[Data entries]
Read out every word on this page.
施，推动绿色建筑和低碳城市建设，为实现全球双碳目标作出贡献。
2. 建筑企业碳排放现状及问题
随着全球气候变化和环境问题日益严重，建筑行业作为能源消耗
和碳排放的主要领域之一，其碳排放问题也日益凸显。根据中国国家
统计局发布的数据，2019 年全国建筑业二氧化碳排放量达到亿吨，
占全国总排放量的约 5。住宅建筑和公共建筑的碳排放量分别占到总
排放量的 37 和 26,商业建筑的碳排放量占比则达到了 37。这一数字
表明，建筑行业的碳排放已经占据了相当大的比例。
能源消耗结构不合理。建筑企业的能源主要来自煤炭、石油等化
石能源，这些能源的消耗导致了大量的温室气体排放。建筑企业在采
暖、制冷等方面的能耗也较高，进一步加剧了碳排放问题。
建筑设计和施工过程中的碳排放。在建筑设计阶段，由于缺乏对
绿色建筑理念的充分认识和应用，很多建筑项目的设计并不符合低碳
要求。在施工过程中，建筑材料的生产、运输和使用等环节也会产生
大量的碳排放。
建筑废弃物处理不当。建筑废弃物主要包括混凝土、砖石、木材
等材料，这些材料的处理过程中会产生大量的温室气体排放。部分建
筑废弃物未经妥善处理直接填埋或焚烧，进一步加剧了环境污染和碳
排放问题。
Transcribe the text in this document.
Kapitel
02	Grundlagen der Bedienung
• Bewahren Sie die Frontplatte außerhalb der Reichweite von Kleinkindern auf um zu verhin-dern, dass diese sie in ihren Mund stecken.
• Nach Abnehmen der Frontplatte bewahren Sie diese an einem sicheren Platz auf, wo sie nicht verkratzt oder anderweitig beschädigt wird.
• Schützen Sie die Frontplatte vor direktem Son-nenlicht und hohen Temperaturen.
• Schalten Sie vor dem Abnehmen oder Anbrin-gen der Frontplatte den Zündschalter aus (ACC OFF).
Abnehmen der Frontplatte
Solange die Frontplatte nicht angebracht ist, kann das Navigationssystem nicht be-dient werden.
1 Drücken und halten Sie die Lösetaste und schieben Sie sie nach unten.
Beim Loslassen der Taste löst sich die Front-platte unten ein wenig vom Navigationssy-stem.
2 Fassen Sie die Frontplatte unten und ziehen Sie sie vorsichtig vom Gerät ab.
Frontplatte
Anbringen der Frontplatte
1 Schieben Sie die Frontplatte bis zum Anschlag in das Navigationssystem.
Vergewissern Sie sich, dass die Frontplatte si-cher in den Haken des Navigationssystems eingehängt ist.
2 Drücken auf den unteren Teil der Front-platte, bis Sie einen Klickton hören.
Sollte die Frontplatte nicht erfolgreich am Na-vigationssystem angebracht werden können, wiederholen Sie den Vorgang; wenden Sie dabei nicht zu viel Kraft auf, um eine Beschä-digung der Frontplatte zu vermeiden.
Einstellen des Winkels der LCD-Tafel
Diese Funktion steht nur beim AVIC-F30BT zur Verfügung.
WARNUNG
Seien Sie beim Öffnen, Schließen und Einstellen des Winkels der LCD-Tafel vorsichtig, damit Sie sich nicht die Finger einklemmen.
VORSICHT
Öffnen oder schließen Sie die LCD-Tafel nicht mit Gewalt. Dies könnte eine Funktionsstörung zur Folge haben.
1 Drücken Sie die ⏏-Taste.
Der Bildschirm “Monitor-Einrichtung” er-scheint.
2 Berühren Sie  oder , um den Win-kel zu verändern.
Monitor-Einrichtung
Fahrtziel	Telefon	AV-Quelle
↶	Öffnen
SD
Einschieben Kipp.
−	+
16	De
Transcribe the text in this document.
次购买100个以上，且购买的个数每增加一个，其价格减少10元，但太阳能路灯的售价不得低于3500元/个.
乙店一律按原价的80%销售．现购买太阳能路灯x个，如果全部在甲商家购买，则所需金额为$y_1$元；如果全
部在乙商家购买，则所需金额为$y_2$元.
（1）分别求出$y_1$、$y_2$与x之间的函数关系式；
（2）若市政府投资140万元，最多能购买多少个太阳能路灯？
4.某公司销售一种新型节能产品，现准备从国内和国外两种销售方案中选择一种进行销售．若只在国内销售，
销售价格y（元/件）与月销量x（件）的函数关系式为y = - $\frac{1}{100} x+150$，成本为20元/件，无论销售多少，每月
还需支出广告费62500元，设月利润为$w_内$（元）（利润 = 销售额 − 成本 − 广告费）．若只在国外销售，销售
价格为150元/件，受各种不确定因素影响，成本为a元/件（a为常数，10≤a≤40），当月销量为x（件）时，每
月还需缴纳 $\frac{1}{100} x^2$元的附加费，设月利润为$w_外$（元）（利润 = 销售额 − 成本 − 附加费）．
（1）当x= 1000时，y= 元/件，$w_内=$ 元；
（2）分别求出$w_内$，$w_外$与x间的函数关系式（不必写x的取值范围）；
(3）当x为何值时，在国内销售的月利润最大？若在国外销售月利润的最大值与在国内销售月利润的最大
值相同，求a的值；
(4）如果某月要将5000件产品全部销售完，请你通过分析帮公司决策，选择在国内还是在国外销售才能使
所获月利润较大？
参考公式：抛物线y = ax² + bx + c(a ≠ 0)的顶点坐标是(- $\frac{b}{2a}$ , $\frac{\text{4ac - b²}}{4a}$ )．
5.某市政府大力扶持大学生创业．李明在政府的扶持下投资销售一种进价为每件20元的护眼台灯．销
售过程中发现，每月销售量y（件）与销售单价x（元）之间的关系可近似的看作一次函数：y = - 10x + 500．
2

» **Your task**
Write the data back out verbatim.

» **Written answer**
Read out every word on this page.
施，推动绿色建筑和低碳城市建设，为实现全球双碳目标作出贡献。
2. 建筑企业碳排放现状及问题
随着全球气候变化和环境问题日益严重，建筑行业作为能源消耗
和碳排放的主要领域之一，其碳排放问题也日益凸显。根据中国国家
统计局发布的数据，2019 年全国建筑业二氧化碳排放量达到亿吨，
占全国总排放量的约 5。住宅建筑和公共建筑的碳排放量分别占到总
排放量的 37 和 26,商业建筑的碳排放量占比则达到了 37。这一数字
表明，建筑行业的碳排放已经占据了相当大的比例。
能源消耗结构不合理。建筑企业的能源主要来自煤炭、石油等化
石能源，这些能源的消耗导致了大量的温室气体排放。建筑企业在采
暖、制冷等方面的能耗也较高，进一步加剧了碳排放问题。
建筑设计和施工过程中的碳排放。在建筑设计阶段，由于缺乏对
绿色建筑理念的充分认识和应用，很多建筑项目的设计并不符合低碳
要求。在施工过程中，建筑材料的生产、运输和使用等环节也会产生
大量的碳排放。
建筑废弃物处理不当。建筑废弃物主要包括混凝土、砖石、木材
等材料，这些材料的处理过程中会产生大量的温室气体排放。部分建
筑废弃物未经妥善处理直接填埋或焚烧，进一步加剧了环境污染和碳
排放问题。
Transcribe the text in this document.
Kapitel
02	Grundlagen der Bedienung
• Bewahren Sie die Frontplatte außerhalb der Reichweite von Kleinkindern auf um zu verhin-dern, dass diese sie in ihren Mund stecken.
• Nach Abnehmen der Frontplatte bewahren Sie diese an einem sicheren Platz auf, wo sie nicht verkratzt oder anderweitig beschädigt wird.
• Schützen Sie die Frontplatte vor direktem Son-nenlicht und hohen Temperaturen.
• Schalten Sie vor dem Abnehmen oder Anbrin-gen der Frontplatte den Zündschalter aus (ACC OFF).
Abnehmen der Frontplatte
Solange die Frontplatte nicht angebracht ist, kann das Navigationssystem nicht be-dient werden.
1 Drücken und halten Sie die Lösetaste und schieben Sie sie nach unten.
Beim Loslassen der Taste löst sich die Front-platte unten ein wenig vom Navigationssy-stem.
2 Fassen Sie die Frontplatte unten und ziehen Sie sie vorsichtig vom Gerät ab.
Frontplatte
Anbringen der Frontplatte
1 Schieben Sie die Frontplatte bis zum Anschlag in das Navigationssystem.
Vergewissern Sie sich, dass die Frontplatte si-cher in den Haken des Navigationssystems eingehängt ist.
2 Drücken auf den unteren Teil der Front-platte, bis Sie einen Klickton hören.
Sollte die Frontplatte nicht erfolgreich am Na-vigationssystem angebracht werden können, wiederholen Sie den Vorgang; wenden Sie dabei nicht zu viel Kraft auf, um eine Beschä-digung der Frontplatte zu vermeiden.
Einstellen des Winkels der LCD-Tafel
Diese Funktion steht nur beim AVIC-F30BT zur Verfügung.
WARNUNG
Seien Sie beim Öffnen, Schließen und Einstellen des Winkels der LCD-Tafel vorsichtig, damit Sie sich nicht die Finger einklemmen.
VORSICHT
Öffnen oder schließen Sie die LCD-Tafel nicht mit Gewalt. Dies könnte eine Funktionsstörung zur Folge haben.
1 Drücken Sie die ⏏-Taste.
Der Bildschirm “Monitor-Einrichtung” er-scheint.
2 Berühren Sie  oder , um den Win-kel zu verändern.
Monitor-Einrichtung
Fahrtziel	Telefon	AV-Quelle
↶	Öffnen
SD
Einschieben Kipp.
−	+
16	De
Transcribe the text in this document.
次购买100个以上，且购买的个数每增加一个，其价格减少10元，但太阳能路灯的售价不得低于3500元/个.
乙店一律按原价的80%销售．现购买太阳能路灯x个，如果全部在甲商家购买，则所需金额为$y_1$元；如果全
部在乙商家购买，则所需金额为$y_2$元.
（1）分别求出$y_1$、$y_2$与x之间的函数关系式；
（2）若市政府投资140万元，最多能购买多少个太阳能路灯？
4.某公司销售一种新型节能产品，现准备从国内和国外两种销售方案中选择一种进行销售．若只在国内销售，
销售价格y（元/件）与月销量x（件）的函数关系式为y = - $\frac{1}{100} x+150$，成本为20元/件，无论销售多少，每月
还需支出广告费62500元，设月利润为$w_内$（元）（利润 = 销售额 − 成本 − 广告费）．若只在国外销售，销售
价格为150元/件，受各种不确定因素影响，成本为a元/件（a为常数，10≤a≤40），当月销量为x（件）时，每
月还需缴纳 $\frac{1}{100} x^2$元的附加费，设月利润为$w_外$（元）（利润 = 销售额 − 成本 − 附加费）．
（1）当x= 1000时，y= 元/件，$w_内=$ 元；
（2）分别求出$w_内$，$w_外$与x间的函数关系式（不必写x的取值范围）；
(3）当x为何值时，在国内销售的月利润最大？若在国外销售月利润的最大值与在国内销售月利润的最大
值相同，求a的值；
(4）如果某月要将5000件产品全部销售完，请你通过分析帮公司决策，选择在国内还是在国外销售才能使
所获月利润较大？
参考公式：抛物线y = ax² + bx + c(a ≠ 0)的顶点坐标是(- $\frac{b}{2a}$ , $\frac{\text{4ac - b²}}{4a}$ )．
5.某市政府大力扶持大学生创业．李明在政府的扶持下投资销售一种进价为每件20元的护眼台灯．销
售过程中发现，每月销售量y（件）与销售单价x（元）之间的关系可近似的看作一次函数：y = - 10x + 500．
2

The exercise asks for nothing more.